**BRIEF**
Copy the lines from the first one down to the line with "mesh-line (262, 136, 999, 138)", both included, without changing anything.

**EXCERPTED RECORDS**
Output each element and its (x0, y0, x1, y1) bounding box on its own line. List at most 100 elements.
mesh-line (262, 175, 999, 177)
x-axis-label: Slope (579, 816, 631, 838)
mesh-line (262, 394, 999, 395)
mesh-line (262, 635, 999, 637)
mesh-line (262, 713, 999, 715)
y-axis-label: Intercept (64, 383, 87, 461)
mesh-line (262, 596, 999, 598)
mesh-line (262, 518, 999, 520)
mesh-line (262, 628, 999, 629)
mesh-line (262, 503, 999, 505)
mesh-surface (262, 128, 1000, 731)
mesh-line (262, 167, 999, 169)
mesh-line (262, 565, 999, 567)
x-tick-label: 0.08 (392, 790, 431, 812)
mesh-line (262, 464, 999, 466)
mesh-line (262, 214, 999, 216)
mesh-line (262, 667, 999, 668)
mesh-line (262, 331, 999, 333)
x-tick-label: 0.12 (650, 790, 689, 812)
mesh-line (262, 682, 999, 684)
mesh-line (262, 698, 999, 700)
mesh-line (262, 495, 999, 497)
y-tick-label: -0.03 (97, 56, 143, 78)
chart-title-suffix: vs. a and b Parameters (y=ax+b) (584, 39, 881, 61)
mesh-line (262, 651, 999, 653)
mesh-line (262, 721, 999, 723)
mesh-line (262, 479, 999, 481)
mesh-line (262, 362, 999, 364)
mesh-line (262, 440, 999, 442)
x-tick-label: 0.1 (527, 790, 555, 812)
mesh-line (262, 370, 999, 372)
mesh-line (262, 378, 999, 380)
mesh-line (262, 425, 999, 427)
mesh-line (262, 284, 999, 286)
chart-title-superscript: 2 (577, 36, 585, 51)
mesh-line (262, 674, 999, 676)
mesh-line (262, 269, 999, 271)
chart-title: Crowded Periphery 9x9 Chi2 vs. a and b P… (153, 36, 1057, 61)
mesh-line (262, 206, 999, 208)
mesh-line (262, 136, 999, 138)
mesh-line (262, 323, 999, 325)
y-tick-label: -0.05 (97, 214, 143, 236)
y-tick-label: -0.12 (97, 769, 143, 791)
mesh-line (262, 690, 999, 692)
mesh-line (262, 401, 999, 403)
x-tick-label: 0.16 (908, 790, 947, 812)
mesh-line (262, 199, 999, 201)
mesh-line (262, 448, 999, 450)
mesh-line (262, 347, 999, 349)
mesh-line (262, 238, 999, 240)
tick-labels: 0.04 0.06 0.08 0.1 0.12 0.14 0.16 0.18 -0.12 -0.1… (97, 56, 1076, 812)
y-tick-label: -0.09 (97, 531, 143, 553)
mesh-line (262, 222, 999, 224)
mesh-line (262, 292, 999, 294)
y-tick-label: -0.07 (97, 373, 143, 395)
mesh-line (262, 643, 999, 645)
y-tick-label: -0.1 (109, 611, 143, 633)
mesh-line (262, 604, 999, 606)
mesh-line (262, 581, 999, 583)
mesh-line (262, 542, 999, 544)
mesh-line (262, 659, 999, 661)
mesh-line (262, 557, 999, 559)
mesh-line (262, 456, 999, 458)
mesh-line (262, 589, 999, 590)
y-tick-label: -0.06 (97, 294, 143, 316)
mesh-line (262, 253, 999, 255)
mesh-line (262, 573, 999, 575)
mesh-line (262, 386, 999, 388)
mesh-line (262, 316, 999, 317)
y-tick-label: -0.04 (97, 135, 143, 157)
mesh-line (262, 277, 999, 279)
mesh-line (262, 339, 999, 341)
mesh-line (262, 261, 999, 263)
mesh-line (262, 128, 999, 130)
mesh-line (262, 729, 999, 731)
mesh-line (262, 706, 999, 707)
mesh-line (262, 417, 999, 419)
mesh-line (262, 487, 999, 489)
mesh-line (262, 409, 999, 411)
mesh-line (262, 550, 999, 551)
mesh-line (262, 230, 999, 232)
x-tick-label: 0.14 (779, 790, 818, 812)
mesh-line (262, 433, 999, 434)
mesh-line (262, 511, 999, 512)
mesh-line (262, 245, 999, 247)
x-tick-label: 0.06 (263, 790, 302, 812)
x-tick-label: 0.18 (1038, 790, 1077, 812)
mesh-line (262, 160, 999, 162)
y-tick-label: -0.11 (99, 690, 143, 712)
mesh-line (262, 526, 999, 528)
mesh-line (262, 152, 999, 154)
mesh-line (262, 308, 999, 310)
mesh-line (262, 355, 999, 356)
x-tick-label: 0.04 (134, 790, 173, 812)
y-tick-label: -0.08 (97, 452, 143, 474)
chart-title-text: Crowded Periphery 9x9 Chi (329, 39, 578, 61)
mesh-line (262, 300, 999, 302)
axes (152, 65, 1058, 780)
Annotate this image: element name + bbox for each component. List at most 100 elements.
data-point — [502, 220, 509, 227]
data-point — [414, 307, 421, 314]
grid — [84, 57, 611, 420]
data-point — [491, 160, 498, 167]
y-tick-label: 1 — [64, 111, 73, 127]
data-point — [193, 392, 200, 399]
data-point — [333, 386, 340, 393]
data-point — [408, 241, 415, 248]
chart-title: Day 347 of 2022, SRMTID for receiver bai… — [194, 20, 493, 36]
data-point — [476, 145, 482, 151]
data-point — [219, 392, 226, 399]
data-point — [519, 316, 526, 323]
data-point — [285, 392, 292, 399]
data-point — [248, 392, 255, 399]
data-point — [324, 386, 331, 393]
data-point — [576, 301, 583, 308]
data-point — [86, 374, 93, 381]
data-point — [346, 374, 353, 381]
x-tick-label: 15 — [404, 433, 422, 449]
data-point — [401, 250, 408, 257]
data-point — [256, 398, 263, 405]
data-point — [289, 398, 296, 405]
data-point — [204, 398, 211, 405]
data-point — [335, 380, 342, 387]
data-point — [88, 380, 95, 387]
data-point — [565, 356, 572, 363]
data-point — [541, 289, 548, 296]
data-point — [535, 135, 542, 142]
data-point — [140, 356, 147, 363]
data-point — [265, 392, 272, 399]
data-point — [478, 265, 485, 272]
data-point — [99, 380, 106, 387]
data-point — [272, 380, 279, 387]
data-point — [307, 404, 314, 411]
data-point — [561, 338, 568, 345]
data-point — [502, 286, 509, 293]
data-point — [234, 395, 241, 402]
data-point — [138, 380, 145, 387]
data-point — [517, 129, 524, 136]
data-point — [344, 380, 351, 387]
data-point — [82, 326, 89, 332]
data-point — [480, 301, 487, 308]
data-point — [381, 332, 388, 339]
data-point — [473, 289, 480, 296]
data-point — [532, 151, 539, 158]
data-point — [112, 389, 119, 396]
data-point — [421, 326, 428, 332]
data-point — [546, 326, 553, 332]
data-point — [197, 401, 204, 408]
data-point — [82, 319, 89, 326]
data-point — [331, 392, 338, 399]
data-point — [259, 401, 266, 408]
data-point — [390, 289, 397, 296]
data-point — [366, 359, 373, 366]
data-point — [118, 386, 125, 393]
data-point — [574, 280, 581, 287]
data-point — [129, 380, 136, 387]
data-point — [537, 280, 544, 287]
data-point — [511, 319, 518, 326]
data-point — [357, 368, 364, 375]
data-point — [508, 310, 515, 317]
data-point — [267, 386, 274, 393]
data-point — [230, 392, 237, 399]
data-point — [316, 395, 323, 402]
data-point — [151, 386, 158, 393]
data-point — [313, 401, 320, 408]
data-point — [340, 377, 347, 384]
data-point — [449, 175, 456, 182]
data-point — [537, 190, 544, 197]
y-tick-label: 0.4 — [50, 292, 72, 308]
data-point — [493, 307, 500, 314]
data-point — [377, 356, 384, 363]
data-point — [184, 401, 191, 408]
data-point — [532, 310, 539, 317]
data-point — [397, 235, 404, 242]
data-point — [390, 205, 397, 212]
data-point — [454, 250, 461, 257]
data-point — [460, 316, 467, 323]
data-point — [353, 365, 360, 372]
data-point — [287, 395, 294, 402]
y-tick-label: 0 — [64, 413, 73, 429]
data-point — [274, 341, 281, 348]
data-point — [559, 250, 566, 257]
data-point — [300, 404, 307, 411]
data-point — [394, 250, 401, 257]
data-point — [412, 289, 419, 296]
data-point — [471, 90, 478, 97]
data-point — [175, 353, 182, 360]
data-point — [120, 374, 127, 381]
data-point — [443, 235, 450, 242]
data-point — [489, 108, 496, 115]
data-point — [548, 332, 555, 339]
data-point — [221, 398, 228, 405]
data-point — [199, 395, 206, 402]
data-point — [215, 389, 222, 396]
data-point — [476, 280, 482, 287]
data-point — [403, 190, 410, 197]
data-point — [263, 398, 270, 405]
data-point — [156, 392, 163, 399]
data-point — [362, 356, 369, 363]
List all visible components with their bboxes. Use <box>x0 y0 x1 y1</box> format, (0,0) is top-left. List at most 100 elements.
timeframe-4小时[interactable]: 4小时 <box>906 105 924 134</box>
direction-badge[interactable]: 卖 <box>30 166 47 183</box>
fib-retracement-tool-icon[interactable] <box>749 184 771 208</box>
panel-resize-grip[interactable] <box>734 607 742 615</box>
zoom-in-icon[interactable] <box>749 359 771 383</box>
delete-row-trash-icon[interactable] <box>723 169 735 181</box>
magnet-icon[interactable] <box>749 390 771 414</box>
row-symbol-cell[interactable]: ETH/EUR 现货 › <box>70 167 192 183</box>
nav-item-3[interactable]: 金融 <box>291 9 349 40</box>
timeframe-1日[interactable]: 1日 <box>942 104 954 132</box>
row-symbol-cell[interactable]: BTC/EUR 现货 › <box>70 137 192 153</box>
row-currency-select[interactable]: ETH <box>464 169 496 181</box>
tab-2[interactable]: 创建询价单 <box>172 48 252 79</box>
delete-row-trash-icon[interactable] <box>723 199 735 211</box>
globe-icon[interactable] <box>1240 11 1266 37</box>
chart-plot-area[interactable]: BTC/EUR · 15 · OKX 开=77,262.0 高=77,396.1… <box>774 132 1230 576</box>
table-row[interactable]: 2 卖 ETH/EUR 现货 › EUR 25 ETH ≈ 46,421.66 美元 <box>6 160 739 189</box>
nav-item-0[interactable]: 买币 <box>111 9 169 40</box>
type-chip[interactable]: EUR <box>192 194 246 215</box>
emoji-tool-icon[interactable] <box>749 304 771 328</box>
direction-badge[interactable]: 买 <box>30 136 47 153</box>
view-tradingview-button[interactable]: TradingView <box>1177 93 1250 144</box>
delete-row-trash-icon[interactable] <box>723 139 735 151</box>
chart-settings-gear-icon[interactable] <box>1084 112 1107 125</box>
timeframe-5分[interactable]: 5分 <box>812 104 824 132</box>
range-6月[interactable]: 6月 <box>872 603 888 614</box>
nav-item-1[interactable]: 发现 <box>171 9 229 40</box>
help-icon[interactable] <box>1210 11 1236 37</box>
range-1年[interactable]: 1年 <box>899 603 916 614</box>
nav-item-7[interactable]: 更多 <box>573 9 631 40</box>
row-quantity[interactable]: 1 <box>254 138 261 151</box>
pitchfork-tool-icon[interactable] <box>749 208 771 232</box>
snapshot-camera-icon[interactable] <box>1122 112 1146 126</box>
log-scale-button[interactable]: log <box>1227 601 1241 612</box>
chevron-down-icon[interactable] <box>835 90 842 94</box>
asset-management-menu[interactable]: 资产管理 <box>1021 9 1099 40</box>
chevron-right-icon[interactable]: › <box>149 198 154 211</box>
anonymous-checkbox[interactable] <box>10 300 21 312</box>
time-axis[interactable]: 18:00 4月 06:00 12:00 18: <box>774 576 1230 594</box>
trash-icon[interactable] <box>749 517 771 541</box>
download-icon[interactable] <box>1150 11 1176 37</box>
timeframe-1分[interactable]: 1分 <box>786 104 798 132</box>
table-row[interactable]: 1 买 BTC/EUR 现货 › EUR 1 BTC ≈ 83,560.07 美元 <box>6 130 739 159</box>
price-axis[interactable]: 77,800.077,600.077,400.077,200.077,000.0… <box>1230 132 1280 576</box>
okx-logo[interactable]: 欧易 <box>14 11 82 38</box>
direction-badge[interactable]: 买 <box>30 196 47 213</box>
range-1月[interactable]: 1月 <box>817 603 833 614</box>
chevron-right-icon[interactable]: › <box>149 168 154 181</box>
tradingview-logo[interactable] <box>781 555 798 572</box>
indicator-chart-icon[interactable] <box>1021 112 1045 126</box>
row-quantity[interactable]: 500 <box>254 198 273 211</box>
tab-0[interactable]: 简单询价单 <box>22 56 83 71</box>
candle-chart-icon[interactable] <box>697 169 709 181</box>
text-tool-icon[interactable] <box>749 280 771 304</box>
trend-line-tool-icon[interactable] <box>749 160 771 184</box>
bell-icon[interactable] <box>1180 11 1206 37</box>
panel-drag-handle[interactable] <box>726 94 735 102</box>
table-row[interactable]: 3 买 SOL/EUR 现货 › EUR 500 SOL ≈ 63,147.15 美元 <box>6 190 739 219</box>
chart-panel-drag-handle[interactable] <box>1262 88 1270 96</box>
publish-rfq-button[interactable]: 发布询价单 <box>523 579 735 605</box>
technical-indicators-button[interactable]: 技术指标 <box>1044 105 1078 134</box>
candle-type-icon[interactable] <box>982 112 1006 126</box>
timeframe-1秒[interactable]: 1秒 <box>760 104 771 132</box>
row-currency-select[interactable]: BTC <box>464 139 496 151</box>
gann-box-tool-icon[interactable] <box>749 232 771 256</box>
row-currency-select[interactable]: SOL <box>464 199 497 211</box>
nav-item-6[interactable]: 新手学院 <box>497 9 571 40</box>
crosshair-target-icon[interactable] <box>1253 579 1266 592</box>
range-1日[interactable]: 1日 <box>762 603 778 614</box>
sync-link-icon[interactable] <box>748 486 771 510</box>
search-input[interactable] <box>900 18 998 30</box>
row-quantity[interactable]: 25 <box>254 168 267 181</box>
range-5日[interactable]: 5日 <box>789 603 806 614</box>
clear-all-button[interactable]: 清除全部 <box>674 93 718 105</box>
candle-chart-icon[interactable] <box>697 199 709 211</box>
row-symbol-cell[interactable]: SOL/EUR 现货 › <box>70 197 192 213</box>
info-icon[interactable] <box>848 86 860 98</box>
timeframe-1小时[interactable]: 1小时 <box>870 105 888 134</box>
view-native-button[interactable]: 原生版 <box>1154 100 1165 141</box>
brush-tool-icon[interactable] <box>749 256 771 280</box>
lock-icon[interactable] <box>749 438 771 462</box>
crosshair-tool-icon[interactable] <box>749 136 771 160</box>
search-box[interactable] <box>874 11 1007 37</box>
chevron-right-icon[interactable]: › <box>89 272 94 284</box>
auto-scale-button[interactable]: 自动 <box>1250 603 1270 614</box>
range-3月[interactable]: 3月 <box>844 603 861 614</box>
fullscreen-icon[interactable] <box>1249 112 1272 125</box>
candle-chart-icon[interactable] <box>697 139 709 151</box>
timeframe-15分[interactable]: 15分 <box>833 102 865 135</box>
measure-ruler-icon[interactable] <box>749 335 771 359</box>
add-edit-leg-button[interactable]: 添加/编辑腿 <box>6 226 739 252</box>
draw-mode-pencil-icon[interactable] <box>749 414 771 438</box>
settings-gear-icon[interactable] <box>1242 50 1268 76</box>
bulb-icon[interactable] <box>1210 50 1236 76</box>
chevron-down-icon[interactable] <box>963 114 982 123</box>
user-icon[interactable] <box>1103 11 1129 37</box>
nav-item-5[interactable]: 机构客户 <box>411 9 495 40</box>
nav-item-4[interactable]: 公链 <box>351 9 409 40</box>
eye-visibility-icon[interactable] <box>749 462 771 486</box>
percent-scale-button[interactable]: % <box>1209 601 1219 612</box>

**EXPECTED OUTPUT**
Output each element and its (x0, y0, x1, y1) bounding box on its own line. List at most 100 elements.
mesh-line (262, 175, 999, 177)
x-axis-label: Slope (579, 816, 631, 838)
mesh-line (262, 394, 999, 395)
mesh-line (262, 635, 999, 637)
mesh-line (262, 713, 999, 715)
y-axis-label: Intercept (64, 383, 87, 461)
mesh-line (262, 596, 999, 598)
mesh-line (262, 518, 999, 520)
mesh-line (262, 628, 999, 629)
mesh-line (262, 503, 999, 505)
mesh-surface (262, 128, 1000, 731)
mesh-line (262, 167, 999, 169)
mesh-line (262, 565, 999, 567)
x-tick-label: 0.08 (392, 790, 431, 812)
mesh-line (262, 464, 999, 466)
mesh-line (262, 214, 999, 216)
mesh-line (262, 667, 999, 668)
mesh-line (262, 331, 999, 333)
x-tick-label: 0.12 (650, 790, 689, 812)
mesh-line (262, 682, 999, 684)
mesh-line (262, 698, 999, 700)
mesh-line (262, 495, 999, 497)
y-tick-label: -0.03 (97, 56, 143, 78)
chart-title-suffix: vs. a and b Parameters (y=ax+b) (584, 39, 881, 61)
mesh-line (262, 651, 999, 653)
mesh-line (262, 721, 999, 723)
mesh-line (262, 479, 999, 481)
mesh-line (262, 362, 999, 364)
mesh-line (262, 440, 999, 442)
x-tick-label: 0.1 (527, 790, 555, 812)
mesh-line (262, 370, 999, 372)
mesh-line (262, 378, 999, 380)
mesh-line (262, 425, 999, 427)
mesh-line (262, 284, 999, 286)
chart-title-superscript: 2 (577, 36, 585, 51)
mesh-line (262, 674, 999, 676)
mesh-line (262, 269, 999, 271)
chart-title: Crowded Periphery 9x9 Chi2 vs. a and b P… (153, 36, 1057, 61)
mesh-line (262, 206, 999, 208)
mesh-line (262, 136, 999, 138)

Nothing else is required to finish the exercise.